• READING TEXT:
Personal information
- Full name: Edward James Dawkins
- Born: 11 July 1988 (age 37) Invercargill, New Zealand
- Height: 1.85 m (6 ft 1 in)
- Weight: 93 kg (205 lb)

Team information
- Discipline: Track

Medal record
Olympic Games
| Silver medal – second place | 2016 Rio de Janeiro | Team sprint |
World Championships
| Gold medal – first place | 2014 Cali | Team sprint |
| Gold medal – first place | 2016 London | Team sprint |
| Gold medal – first place | 2017 Hong Kong | Team sprint |
| Silver medal – second place | 2013 Minsk | Team sprint |
| Silver medal – second place | 2015 Yvelines | Team sprint |
| Silver medal – second place | 2015 Yvelines | Keirin |
| Silver medal – second place | 2016 London | Keirin |
Commonwealth Games
| Gold medal – first place | 2014 Glasgow | Team sprint |
| Gold medal – first place | 2018 Gold Coast | Team sprint |
| Silver medal – second place | 2010 Delhi | Team sprint |
| Silver medal – second place | 2018 Gold Coast | 1 km time trial |
| Bronze medal – third place | 2010 Delhi | 1 km time trial |
| Bronze medal – third place | 2014 Glasgow | Sprint |
| Bronze medal – third place | 2018 Gold Coast | Keirin |

= Eddie Dawkins =

New Zealand cyclist (born 1989)

• WHAT TO DO:
Quote the cyclist's profile word for word, everything from "Personal information" down to "kg (205 lb)".

Structured parsing data for pages
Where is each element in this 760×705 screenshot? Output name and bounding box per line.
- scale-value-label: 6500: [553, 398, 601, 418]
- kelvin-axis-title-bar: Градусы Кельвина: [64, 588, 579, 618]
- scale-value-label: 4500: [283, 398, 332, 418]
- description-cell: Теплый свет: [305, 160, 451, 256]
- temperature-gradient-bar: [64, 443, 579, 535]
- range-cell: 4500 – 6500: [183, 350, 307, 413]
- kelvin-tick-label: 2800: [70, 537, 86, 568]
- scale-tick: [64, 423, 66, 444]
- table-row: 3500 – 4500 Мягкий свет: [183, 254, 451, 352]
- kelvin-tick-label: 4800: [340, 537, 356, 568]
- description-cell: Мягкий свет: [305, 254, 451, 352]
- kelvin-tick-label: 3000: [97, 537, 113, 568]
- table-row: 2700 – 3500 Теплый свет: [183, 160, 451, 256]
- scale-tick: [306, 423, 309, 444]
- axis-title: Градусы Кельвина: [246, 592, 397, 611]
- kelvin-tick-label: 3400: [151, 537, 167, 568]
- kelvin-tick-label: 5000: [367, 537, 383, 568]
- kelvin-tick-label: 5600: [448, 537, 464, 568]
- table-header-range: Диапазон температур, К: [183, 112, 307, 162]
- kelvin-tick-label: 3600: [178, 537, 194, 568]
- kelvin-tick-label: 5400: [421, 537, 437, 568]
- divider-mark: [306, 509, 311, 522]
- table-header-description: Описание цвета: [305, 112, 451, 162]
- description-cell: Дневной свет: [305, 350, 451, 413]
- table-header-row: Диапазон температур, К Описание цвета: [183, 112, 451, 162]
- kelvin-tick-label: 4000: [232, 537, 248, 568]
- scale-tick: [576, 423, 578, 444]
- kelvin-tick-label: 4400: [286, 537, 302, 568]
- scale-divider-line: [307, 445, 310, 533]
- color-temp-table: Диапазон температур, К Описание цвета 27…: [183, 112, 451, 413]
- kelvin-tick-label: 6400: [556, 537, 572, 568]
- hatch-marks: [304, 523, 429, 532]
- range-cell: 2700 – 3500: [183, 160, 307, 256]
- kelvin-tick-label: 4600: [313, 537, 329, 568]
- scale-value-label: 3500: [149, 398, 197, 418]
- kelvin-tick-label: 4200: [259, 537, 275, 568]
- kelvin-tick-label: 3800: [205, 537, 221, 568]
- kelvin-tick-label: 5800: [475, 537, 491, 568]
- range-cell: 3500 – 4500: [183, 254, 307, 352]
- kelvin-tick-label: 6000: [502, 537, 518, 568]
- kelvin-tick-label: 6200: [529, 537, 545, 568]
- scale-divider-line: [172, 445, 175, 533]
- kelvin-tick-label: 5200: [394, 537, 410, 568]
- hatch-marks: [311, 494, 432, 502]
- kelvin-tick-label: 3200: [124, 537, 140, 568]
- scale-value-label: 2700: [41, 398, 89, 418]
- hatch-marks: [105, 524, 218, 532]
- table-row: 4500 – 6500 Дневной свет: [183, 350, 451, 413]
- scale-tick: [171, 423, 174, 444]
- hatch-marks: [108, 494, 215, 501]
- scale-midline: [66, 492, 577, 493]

• SOLUTION:
Personal information
- Full name: Edward James Dawkins
- Born: 11 July 1988 (age 37) Invercargill, New Zealand
- Height: 1.85 m (6 ft 1 in)
- Weight: 93 kg (205 lb)